[start]

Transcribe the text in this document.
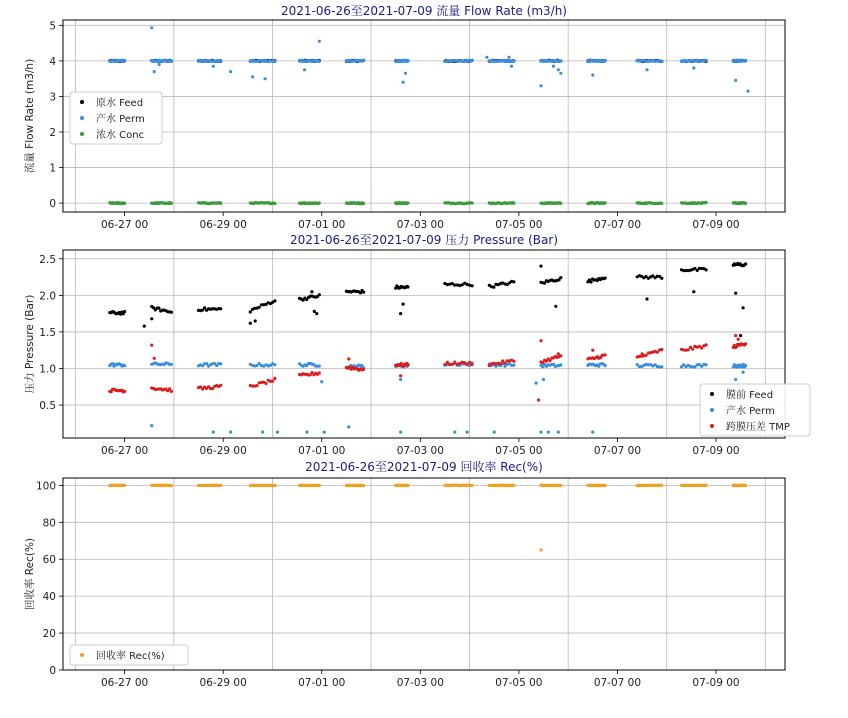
2021-06-26至2021-07-09 流量 Flow Rate (m3/h)
0
1
2
3
4
5
06-27 00	06-29 00	07-01 00	07-03 00	07-05 00	07-07 00	07-09 00
流量 Flow Rate (m3/h)	原水 Feed
产水 Perm
浓水 Conc
2021-06-26至2021-07-09 压力 Pressure (Bar)
0.5
1.0
1.5
2.0
2.5
06-27 00	06-29 00	07-01 00	07-03 00	07-05 00	07-07 00	07-09 00
压力 Pressure (Bar)
膜前 Feed
产水 Perm
跨膜压差 TMP
2021-06-26至2021-07-09 回收率 Rec(%)
0
20
40
60
80
100
06-27 00	06-29 00	07-01 00	07-03 00	07-05 00	07-07 00	07-09 00
回收率 Rec(%)
回收率 Rec(%)
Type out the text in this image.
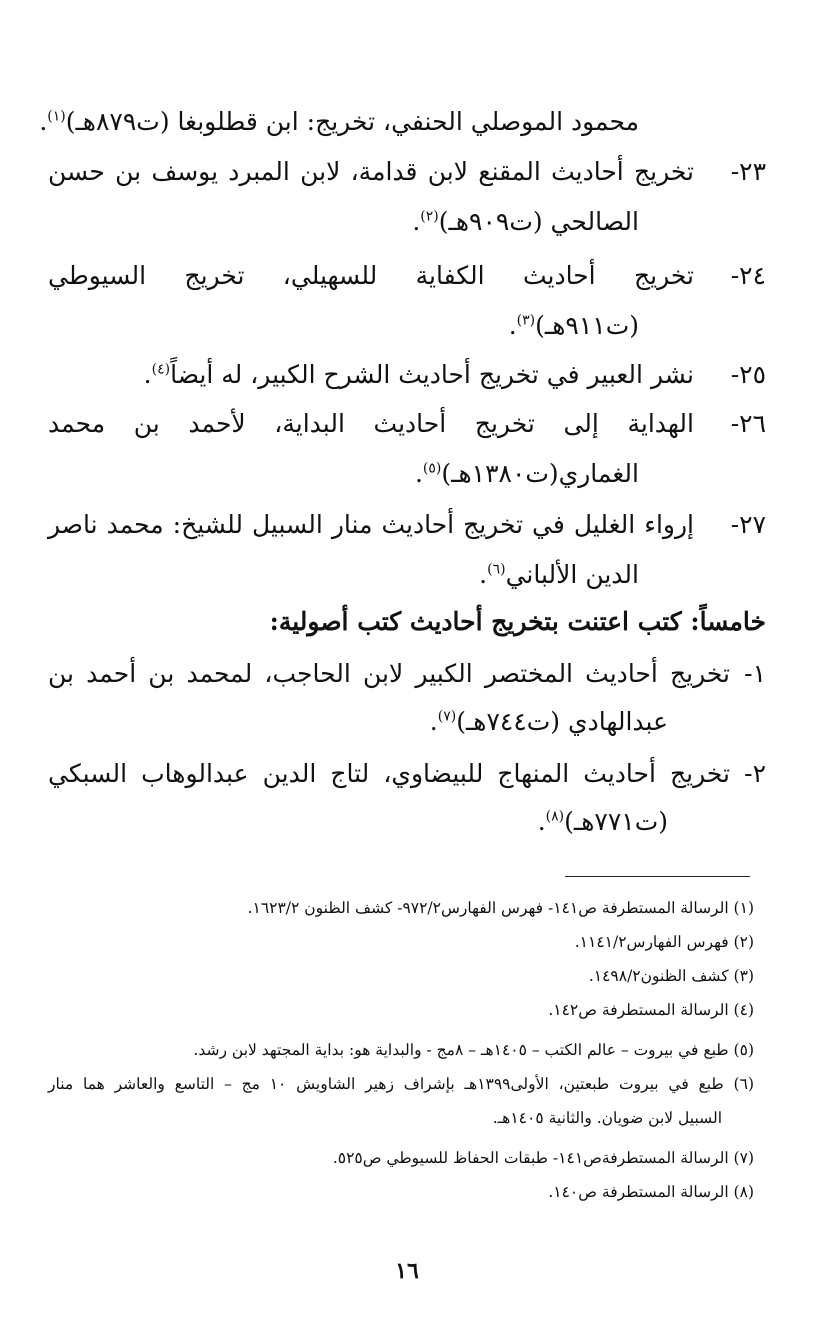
محمود الموصلي الحنفي، تخريج: ابن قطلوبغا (ت٨٧٩هـ)$^{(١)}$.
٢٣-تخريج أحاديث المقنع لابن قدامة، لابن المبرد يوسف بن حسن
الصالحي (ت٩٠٩هـ)$^{(٢)}$.
٢٤-تخريج أحاديث الكفاية للسهيلي، تخريج السيوطي
(ت٩١١هـ)$^{(٣)}$.
٢٥-نشر العبير في تخريج أحاديث الشرح الكبير، له أيضاً$^{(٤)}$.
٢٦-الهداية إلى تخريج أحاديث البداية، لأحمد بن محمد
الغماري(ت١٣٨٠هـ)$^{(٥)}$.
٢٧-إرواء الغليل في تخريج أحاديث منار السبيل للشيخ: محمد ناصر
الدين الألباني$^{(٦)}$.
خامساً: كتب اعتنت بتخريج أحاديث كتب أصولية:
١-تخريج أحاديث المختصر الكبير لابن الحاجب، لمحمد بن أحمد بن
عبدالهادي (ت٧٤٤هـ)$^{(٧)}$.
٢-تخريج أحاديث المنهاج للبيضاوي، لتاج الدين عبدالوهاب السبكي
(ت٧٧١هـ)$^{(٨)}$.
(١) الرسالة المستطرفة ص١٤١- فهرس الفهارس٩٧٢/٢- كشف الظنون ١٦٢٣/٢.
(٢) فهرس الفهارس١١٤١/٢.
(٣) كشف الظنون١٤٩٨/٢.
(٤) الرسالة المستطرفة ص١٤٢.
(٥) طبع في بيروت – عالم الكتب – ١٤٠٥هـ – ٨مج - والبداية هو: بداية المجتهد لابن رشد.
(٦) طبع في بيروت طبعتين، الأولى١٣٩٩هـ بإشراف زهير الشاويش ١٠ مج – التاسع والعاشر هما منار
السبيل لابن ضويان. والثانية ١٤٠٥هـ.
(٧) الرسالة المستطرفةص١٤١- طبقات الحفاظ للسيوطي ص٥٢٥.
(٨) الرسالة المستطرفة ص١٤٠.
١٦
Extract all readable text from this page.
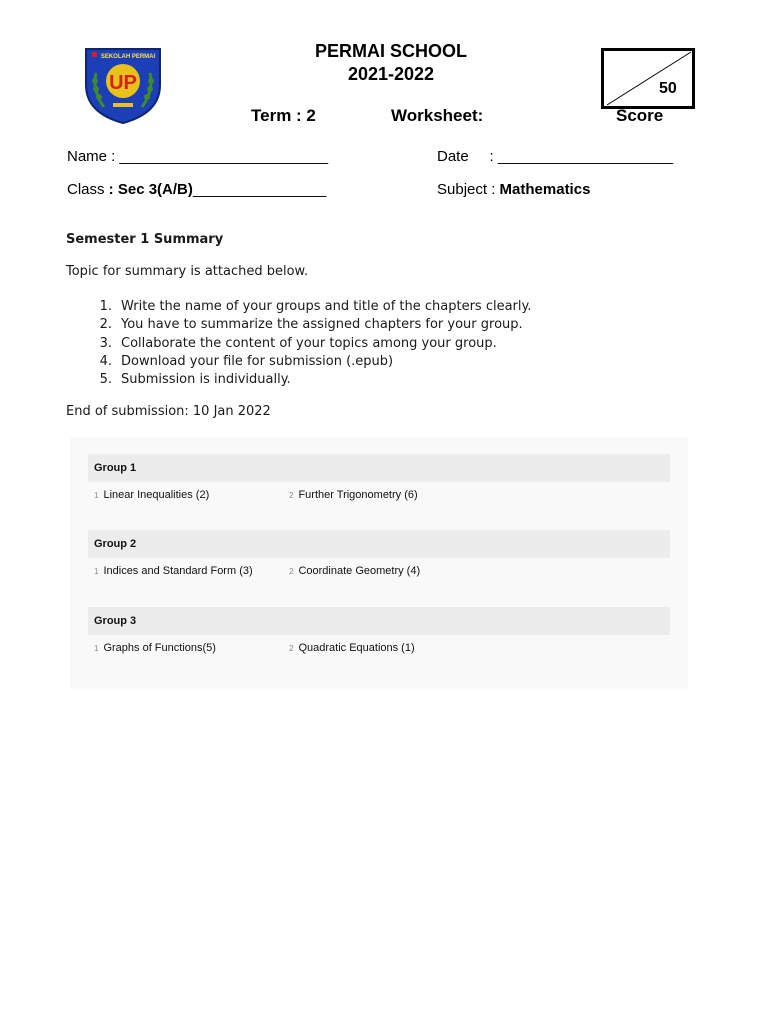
SEKOLAH PERMAI
UP
PERMAI SCHOOL
2021-2022
Term : 2	Worksheet:	Score
50
Name : _________________________	Date     : _____________________
Class : Sec 3(A/B)________________	Subject : Mathematics
Semester 1 Summary
Topic for summary is attached below.
1. Write the name of your groups and title of the chapters clearly.
2. You have to summarize the assigned chapters for your group.
3. Collaborate the content of your topics among your group.
4. Download your file for submission (.epub)
5. Submission is individually.
End of submission: 10 Jan 2022
Group 1
1 Linear Inequalities (2)	2 Further Trigonometry (6)
Group 2
1 Indices and Standard Form (3)	2 Coordinate Geometry (4)
Group 3
1 Graphs of Functions(5)	2 Quadratic Equations (1)
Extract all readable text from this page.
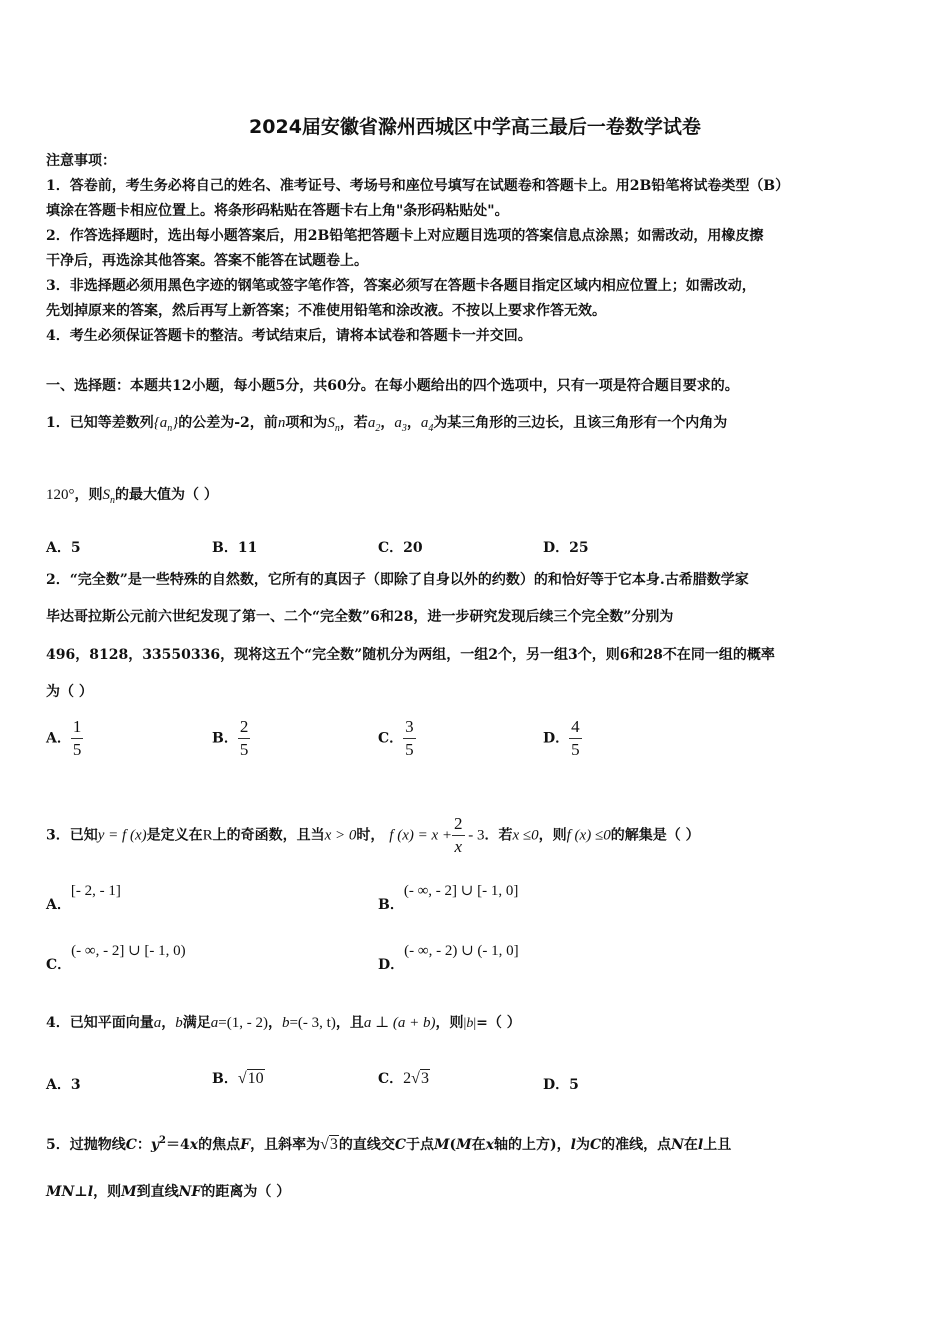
2024届安徽省滁州西城区中学高三最后一卷数学试卷
注意事项：
1．答卷前，考生务必将自己的姓名、准考证号、考场号和座位号填写在试题卷和答题卡上。用2B铅笔将试卷类型（B）
填涂在答题卡相应位置上。将条形码粘贴在答题卡右上角"条形码粘贴处"。
2．作答选择题时，选出每小题答案后，用2B铅笔把答题卡上对应题目选项的答案信息点涂黑；如需改动，用橡皮擦
干净后，再选涂其他答案。答案不能答在试题卷上。
3．非选择题必须用黑色字迹的钢笔或签字笔作答，答案必须写在答题卡各题目指定区域内相应位置上；如需改动，
先划掉原来的答案，然后再写上新答案；不准使用铅笔和涂改液。不按以上要求作答无效。
4．考生必须保证答题卡的整洁。考试结束后，请将本试卷和答题卡一并交回。
一、选择题：本题共12小题，每小题5分，共60分。在每小题给出的四个选项中，只有一项是符合题目要求的。
1．已知等差数列$\{a_n\}$的公差为-2，前n项和为$S_n$，若$a_2$，$a_3$，$a_4$为某三角形的三边长，且该三角形有一个内角为
120°，则$S_n$的最大值为（ ）
A．5	B．11	C．20	D．25
2．“完全数”是一些特殊的自然数，它所有的真因子（即除了自身以外的约数）的和恰好等于它本身.古希腊数学家
毕达哥拉斯公元前六世纪发现了第一、二个“完全数”6和28，进一步研究发现后续三个完全数”分别为
496，8128，33550336，现将这五个“完全数”随机分为两组，一组2个，另一组3个，则6和28不在同一组的概率
为（ ）
A． $\frac{1}{5}$	B． $\frac{2}{5}$	C． $\frac{3}{5}$	D． $\frac{4}{5}$
3．已知y = f (x)是定义在R上的奇函数，且当x > 0时， f $(x) = x + \frac{2}{x} - 3$．若x ≤0，则f (x) ≤0的解集是（ ）
A．[- 2, - 1]
B．(- ∞, - 2] ∪ [- 1, 0]
C．(- ∞, - 2] ∪ [- 1, 0)
D．(- ∞, - 2) ∪ (- 1, 0]
4．已知平面向量a，b满足a=(1, - 2)，b=(- 3, t)，且a ⊥ (a + b)，则|b|=（ ）
A．3	B．√10	C．2√3	D．5
5．过抛物线C：$y^2=4x$的焦点F，且斜率为√3的直线交C于点M(M在x轴的上方)，l为C的准线，点N在l上且
MN⊥l，则M到直线NF的距离为（ ）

[end]

_Set task_: Copy out every line that includes the word "أحاديث".

_Solution for this exercise_:
٢٣-تخريج أحاديث المقنع لابن قدامة، لابن المبرد يوسف بن حسن
٢٤-تخريج أحاديث الكفاية للسهيلي، تخريج السيوطي
٢٥-نشر العبير في تخريج أحاديث الشرح الكبير، له أيضاً$^{(٤)}$.
٢٦-الهداية إلى تخريج أحاديث البداية، لأحمد بن محمد
٢٧-إرواء الغليل في تخريج أحاديث منار السبيل للشيخ: محمد ناصر
خامساً: كتب اعتنت بتخريج أحاديث كتب أصولية:
١-تخريج أحاديث المختصر الكبير لابن الحاجب، لمحمد بن أحمد بن
٢-تخريج أحاديث المنهاج للبيضاوي، لتاج الدين عبدالوهاب السبكي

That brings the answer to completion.